Request. Copy every record word for word.

Provided records.
○ ○ ○ ○
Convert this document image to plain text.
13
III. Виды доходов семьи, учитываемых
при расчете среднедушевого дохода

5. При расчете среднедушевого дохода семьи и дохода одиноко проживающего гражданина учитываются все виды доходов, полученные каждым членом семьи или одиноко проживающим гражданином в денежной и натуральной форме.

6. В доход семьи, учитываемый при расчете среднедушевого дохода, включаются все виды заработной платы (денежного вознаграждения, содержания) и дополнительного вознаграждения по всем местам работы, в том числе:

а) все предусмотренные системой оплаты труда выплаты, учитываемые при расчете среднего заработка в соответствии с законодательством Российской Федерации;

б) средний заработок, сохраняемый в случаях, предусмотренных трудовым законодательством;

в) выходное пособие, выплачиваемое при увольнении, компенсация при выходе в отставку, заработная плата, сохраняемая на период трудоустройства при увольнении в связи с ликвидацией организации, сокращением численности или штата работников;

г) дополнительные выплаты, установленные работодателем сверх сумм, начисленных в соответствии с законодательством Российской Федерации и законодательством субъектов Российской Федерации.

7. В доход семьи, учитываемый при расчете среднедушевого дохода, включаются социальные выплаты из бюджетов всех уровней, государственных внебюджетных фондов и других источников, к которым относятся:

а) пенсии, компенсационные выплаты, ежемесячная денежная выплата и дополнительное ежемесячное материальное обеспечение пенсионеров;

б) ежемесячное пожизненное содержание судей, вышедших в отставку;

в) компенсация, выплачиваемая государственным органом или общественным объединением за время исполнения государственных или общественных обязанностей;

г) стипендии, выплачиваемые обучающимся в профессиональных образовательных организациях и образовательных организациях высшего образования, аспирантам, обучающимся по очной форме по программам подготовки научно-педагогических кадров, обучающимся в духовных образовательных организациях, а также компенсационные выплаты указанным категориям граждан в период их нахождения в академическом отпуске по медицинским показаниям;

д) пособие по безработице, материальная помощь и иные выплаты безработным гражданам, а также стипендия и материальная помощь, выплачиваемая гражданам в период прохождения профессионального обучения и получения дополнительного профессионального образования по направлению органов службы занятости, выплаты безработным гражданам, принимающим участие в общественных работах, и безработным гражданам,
○ ○ ○ ○
Final answer.
Convert this document image to plain text.
13
III. Виды доходов семьи, учитываемых
при расчете среднедушевого дохода

5. При расчете среднедушевого дохода семьи и дохода одиноко проживающего гражданина учитываются все виды доходов, полученные каждым членом семьи или одиноко проживающим гражданином в денежной и натуральной форме.

6. В доход семьи, учитываемый при расчете среднедушевого дохода, включаются все виды заработной платы (денежного вознаграждения, содержания) и дополнительного вознаграждения по всем местам работы, в том числе:

а) все предусмотренные системой оплаты труда выплаты, учитываемые при расчете среднего заработка в соответствии с законодательством Российской Федерации;

б) средний заработок, сохраняемый в случаях, предусмотренных трудовым законодательством;

в) выходное пособие, выплачиваемое при увольнении, компенсация при выходе в отставку, заработная плата, сохраняемая на период трудоустройства при увольнении в связи с ликвидацией организации, сокращением численности или штата работников;

г) дополнительные выплаты, установленные работодателем сверх сумм, начисленных в соответствии с законодательством Российской Федерации и законодательством субъектов Российской Федерации.

7. В доход семьи, учитываемый при расчете среднедушевого дохода, включаются социальные выплаты из бюджетов всех уровней, государственных внебюджетных фондов и других источников, к которым относятся:

а) пенсии, компенсационные выплаты, ежемесячная денежная выплата и дополнительное ежемесячное материальное обеспечение пенсионеров;

б) ежемесячное пожизненное содержание судей, вышедших в отставку;

в) компенсация, выплачиваемая государственным органом или общественным объединением за время исполнения государственных или общественных обязанностей;

г) стипендии, выплачиваемые обучающимся в профессиональных образовательных организациях и образовательных организациях высшего образования, аспирантам, обучающимся по очной форме по программам подготовки научно-педагогических кадров, обучающимся в духовных образовательных организациях, а также компенсационные выплаты указанным категориям граждан в период их нахождения в академическом отпуске по медицинским показаниям;

д) пособие по безработице, материальная помощь и иные выплаты безработным гражданам, а также стипендия и материальная помощь, выплачиваемая гражданам в период прохождения профессионального обучения и получения дополнительного профессионального образования по направлению органов службы занятости, выплаты безработным гражданам, принимающим участие в общественных работах, и безработным гражданам,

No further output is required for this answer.